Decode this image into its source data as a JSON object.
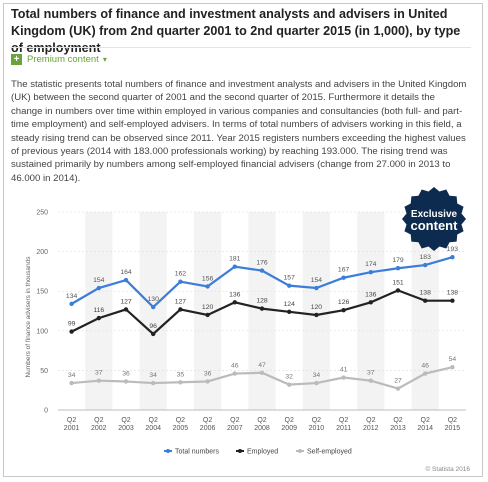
{
  "header": {
    "title": "Total numbers of finance and investment analysts and advisers in United Kingdom (UK) from 2nd quarter 2001 to 2nd quarter 2015 (in 1,000), by type of employment",
    "premium_label": "Premium content"
  },
  "description": "The statistic presents total numbers of finance and investment analysts and advisers in the United Kingdom (UK) between the second quarter of 2001 and the second quarter of 2015. Furthermore it details the change in numbers over time within employed in various companies and consultancies (both full- and part-time employment) and self-employed advisers. In terms of total numbers of advisers working in this field, a steady rising trend can be observed since 2011. Year 2015 registers numbers exceeding the highest values of previous years (2014 with 183.000 professionals working) by reaching 193.000. The rising trend was sustained primarily by numbers among self-employed financial advisers (change from 27.000 in 2013 to 46.000 in 2014).",
  "badge": {
    "line1": "Exclusive",
    "line2": "content"
  },
  "footer": {
    "source": "© Statista 2016"
  },
  "colors": {
    "total": "#3b7dd8",
    "employed": "#222222",
    "self": "#bbbbbb",
    "badge": "#0d2a4f",
    "accent": "#6aa339"
  },
  "chart_data": {
    "type": "line",
    "categories": [
      "Q2 2001",
      "Q2 2002",
      "Q2 2003",
      "Q2 2004",
      "Q2 2005",
      "Q2 2006",
      "Q2 2007",
      "Q2 2008",
      "Q2 2009",
      "Q2 2010",
      "Q2 2011",
      "Q2 2012",
      "Q2 2013",
      "Q2 2014",
      "Q2 2015"
    ],
    "series": [
      {
        "name": "Total numbers",
        "values": [
          134,
          154,
          164,
          130,
          162,
          156,
          181,
          176,
          157,
          154,
          167,
          174,
          179,
          183,
          193
        ],
        "labels": [
          "134",
          "154",
          "164",
          "130",
          "162",
          "156",
          "181",
          "176",
          "157",
          "154",
          "167",
          "174",
          "179",
          "183",
          "193"
        ]
      },
      {
        "name": "Employed",
        "values": [
          99,
          116,
          127,
          96,
          127,
          120,
          136,
          128,
          124,
          120,
          126,
          136,
          151,
          138,
          138
        ],
        "labels": [
          "99",
          "116",
          "127",
          "96",
          "127",
          "120",
          "136",
          "128",
          "124",
          "120",
          "126",
          "136",
          "151",
          "138",
          "138"
        ]
      },
      {
        "name": "Self-employed",
        "values": [
          34,
          37,
          36,
          34,
          35,
          36,
          46,
          47,
          32,
          34,
          41,
          37,
          27,
          46,
          54
        ],
        "labels": [
          "34",
          "37",
          "36",
          "34",
          "35",
          "36",
          "46",
          "47",
          "32",
          "34",
          "41",
          "37",
          "27",
          "46",
          "54"
        ]
      }
    ],
    "ylabel": "Numbers of finance advisers in thousands",
    "xlabel": "",
    "ylim": [
      0,
      250
    ],
    "yticks": [
      0,
      50,
      100,
      150,
      200,
      250
    ],
    "grid": true,
    "legend": "bottom-center"
  }
}
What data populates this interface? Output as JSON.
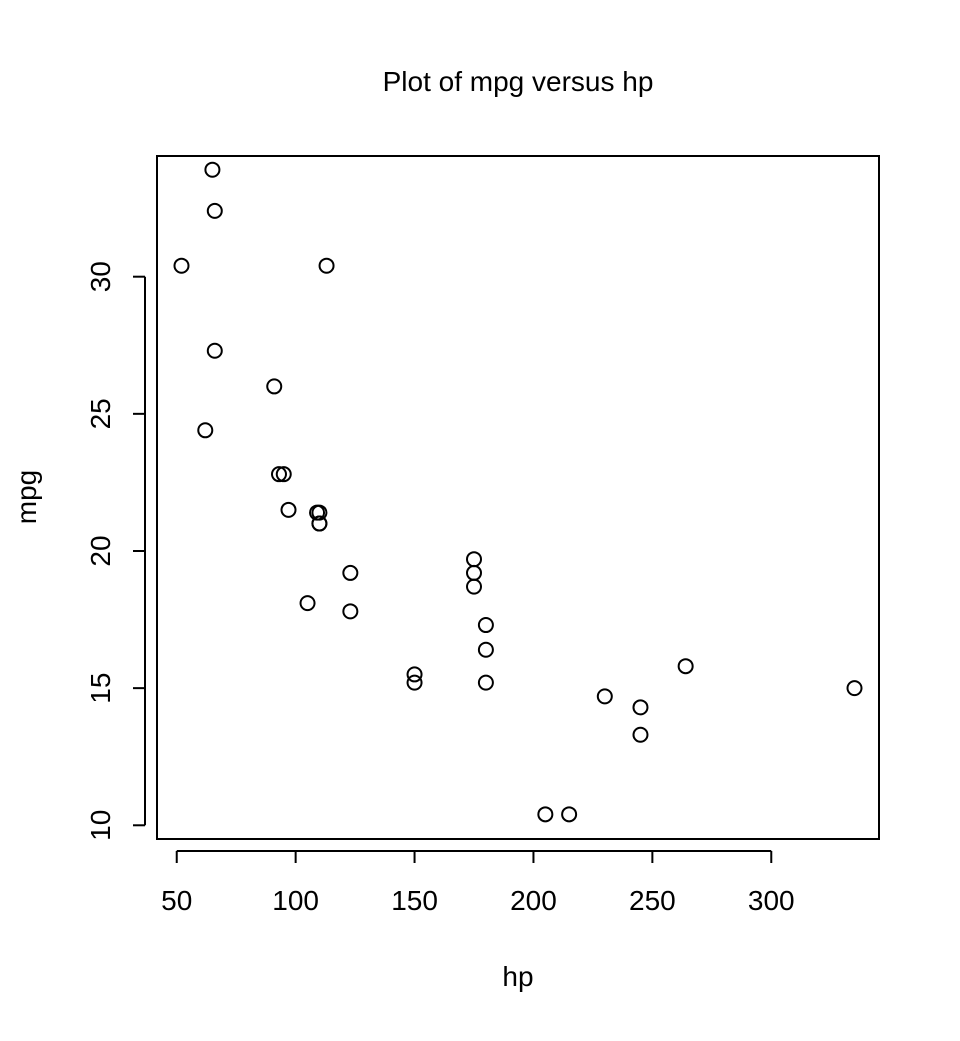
{
  "chart_data": {
    "type": "scatter",
    "title": "Plot of mpg versus hp",
    "xlabel": "hp",
    "ylabel": "mpg",
    "xlim": [
      41.7,
      345.3
    ],
    "ylim": [
      9.5,
      34.4
    ],
    "x_ticks": [
      50,
      100,
      150,
      200,
      250,
      300
    ],
    "y_ticks": [
      10,
      15,
      20,
      25,
      30
    ],
    "grid": false,
    "legend": "none",
    "marker": "open-circle",
    "colors": {
      "marker_stroke": "#000000",
      "axis": "#000000",
      "background": "#ffffff"
    },
    "points": [
      {
        "x": 110,
        "y": 21.0
      },
      {
        "x": 110,
        "y": 21.0
      },
      {
        "x": 93,
        "y": 22.8
      },
      {
        "x": 110,
        "y": 21.4
      },
      {
        "x": 175,
        "y": 18.7
      },
      {
        "x": 105,
        "y": 18.1
      },
      {
        "x": 245,
        "y": 14.3
      },
      {
        "x": 62,
        "y": 24.4
      },
      {
        "x": 95,
        "y": 22.8
      },
      {
        "x": 123,
        "y": 19.2
      },
      {
        "x": 123,
        "y": 17.8
      },
      {
        "x": 180,
        "y": 16.4
      },
      {
        "x": 180,
        "y": 17.3
      },
      {
        "x": 180,
        "y": 15.2
      },
      {
        "x": 205,
        "y": 10.4
      },
      {
        "x": 215,
        "y": 10.4
      },
      {
        "x": 230,
        "y": 14.7
      },
      {
        "x": 66,
        "y": 32.4
      },
      {
        "x": 52,
        "y": 30.4
      },
      {
        "x": 65,
        "y": 33.9
      },
      {
        "x": 97,
        "y": 21.5
      },
      {
        "x": 150,
        "y": 15.5
      },
      {
        "x": 150,
        "y": 15.2
      },
      {
        "x": 245,
        "y": 13.3
      },
      {
        "x": 175,
        "y": 19.2
      },
      {
        "x": 66,
        "y": 27.3
      },
      {
        "x": 91,
        "y": 26.0
      },
      {
        "x": 113,
        "y": 30.4
      },
      {
        "x": 264,
        "y": 15.8
      },
      {
        "x": 175,
        "y": 19.7
      },
      {
        "x": 335,
        "y": 15.0
      },
      {
        "x": 109,
        "y": 21.4
      }
    ]
  }
}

■ ■ ■ ■

- [WHAT THE TASK REQUIRES]: Copy out all the entries exactly. Images stay out of the copy.

- [FINISHED TASK]:
Decode this image into its source data as a JSON object.
{
  "header": {
    "title": "Total numbers of finance and investment analysts and advisers in United Kingdom (UK) from 2nd quarter 2001 to 2nd quarter 2015 (in 1,000), by type of employment",
    "premium_label": "Premium content"
  },
  "description": "The statistic presents total numbers of finance and investment analysts and advisers in the United Kingdom (UK) between the second quarter of 2001 and the second quarter of 2015. Furthermore it details the change in numbers over time within employed in various companies and consultancies (both full- and part-time employment) and self-employed advisers. In terms of total numbers of advisers working in this field, a steady rising trend can be observed since 2011. Year 2015 registers numbers exceeding the highest values of previous years (2014 with 183.000 professionals working) by reaching 193.000. The rising trend was sustained primarily by numbers among self-employed financial advisers (change from 27.000 in 2013 to 46.000 in 2014).",
  "badge": {
    "line1": "Exclusive",
    "line2": "content"
  },
  "footer": {
    "source": "© Statista 2016"
  },
  "colors": {
    "total": "#3b7dd8",
    "employed": "#222222",
    "self": "#bbbbbb",
    "badge": "#0d2a4f",
    "accent": "#6aa339"
  },
  "chart_data": {
    "type": "line",
    "categories": [
      "Q2 2001",
      "Q2 2002",
      "Q2 2003",
      "Q2 2004",
      "Q2 2005",
      "Q2 2006",
      "Q2 2007",
      "Q2 2008",
      "Q2 2009",
      "Q2 2010",
      "Q2 2011",
      "Q2 2012",
      "Q2 2013",
      "Q2 2014",
      "Q2 2015"
    ],
    "series": [
      {
        "name": "Total numbers",
        "values": [
          134,
          154,
          164,
          130,
          162,
          156,
          181,
          176,
          157,
          154,
          167,
          174,
          179,
          183,
          193
        ],
        "labels": [
          "134",
          "154",
          "164",
          "130",
          "162",
          "156",
          "181",
          "176",
          "157",
          "154",
          "167",
          "174",
          "179",
          "183",
          "193"
        ]
      },
      {
        "name": "Employed",
        "values": [
          99,
          116,
          127,
          96,
          127,
          120,
          136,
          128,
          124,
          120,
          126,
          136,
          151,
          138,
          138
        ],
        "labels": [
          "99",
          "116",
          "127",
          "96",
          "127",
          "120",
          "136",
          "128",
          "124",
          "120",
          "126",
          "136",
          "151",
          "138",
          "138"
        ]
      },
      {
        "name": "Self-employed",
        "values": [
          34,
          37,
          36,
          34,
          35,
          36,
          46,
          47,
          32,
          34,
          41,
          37,
          27,
          46,
          54
        ],
        "labels": [
          "34",
          "37",
          "36",
          "34",
          "35",
          "36",
          "46",
          "47",
          "32",
          "34",
          "41",
          "37",
          "27",
          "46",
          "54"
        ]
      }
    ],
    "ylabel": "Numbers of finance advisers in thousands",
    "xlabel": "",
    "ylim": [
      0,
      250
    ],
    "yticks": [
      0,
      50,
      100,
      150,
      200,
      250
    ],
    "grid": true,
    "legend": "bottom-center"
  }
}
What data populates this interface? Output as JSON.
{
  "chart_data": {
    "type": "scatter",
    "title": "Plot of mpg versus hp",
    "xlabel": "hp",
    "ylabel": "mpg",
    "xlim": [
      41.7,
      345.3
    ],
    "ylim": [
      9.5,
      34.4
    ],
    "x_ticks": [
      50,
      100,
      150,
      200,
      250,
      300
    ],
    "y_ticks": [
      10,
      15,
      20,
      25,
      30
    ],
    "grid": false,
    "legend": "none",
    "marker": "open-circle",
    "colors": {
      "marker_stroke": "#000000",
      "axis": "#000000",
      "background": "#ffffff"
    },
    "points": [
      {
        "x": 110,
        "y": 21.0
      },
      {
        "x": 110,
        "y": 21.0
      },
      {
        "x": 93,
        "y": 22.8
      },
      {
        "x": 110,
        "y": 21.4
      },
      {
        "x": 175,
        "y": 18.7
      },
      {
        "x": 105,
        "y": 18.1
      },
      {
        "x": 245,
        "y": 14.3
      },
      {
        "x": 62,
        "y": 24.4
      },
      {
        "x": 95,
        "y": 22.8
      },
      {
        "x": 123,
        "y": 19.2
      },
      {
        "x": 123,
        "y": 17.8
      },
      {
        "x": 180,
        "y": 16.4
      },
      {
        "x": 180,
        "y": 17.3
      },
      {
        "x": 180,
        "y": 15.2
      },
      {
        "x": 205,
        "y": 10.4
      },
      {
        "x": 215,
        "y": 10.4
      },
      {
        "x": 230,
        "y": 14.7
      },
      {
        "x": 66,
        "y": 32.4
      },
      {
        "x": 52,
        "y": 30.4
      },
      {
        "x": 65,
        "y": 33.9
      },
      {
        "x": 97,
        "y": 21.5
      },
      {
        "x": 150,
        "y": 15.5
      },
      {
        "x": 150,
        "y": 15.2
      },
      {
        "x": 245,
        "y": 13.3
      },
      {
        "x": 175,
        "y": 19.2
      },
      {
        "x": 66,
        "y": 27.3
      },
      {
        "x": 91,
        "y": 26.0
      },
      {
        "x": 113,
        "y": 30.4
      },
      {
        "x": 264,
        "y": 15.8
      },
      {
        "x": 175,
        "y": 19.7
      },
      {
        "x": 335,
        "y": 15.0
      },
      {
        "x": 109,
        "y": 21.4
      }
    ]
  }
}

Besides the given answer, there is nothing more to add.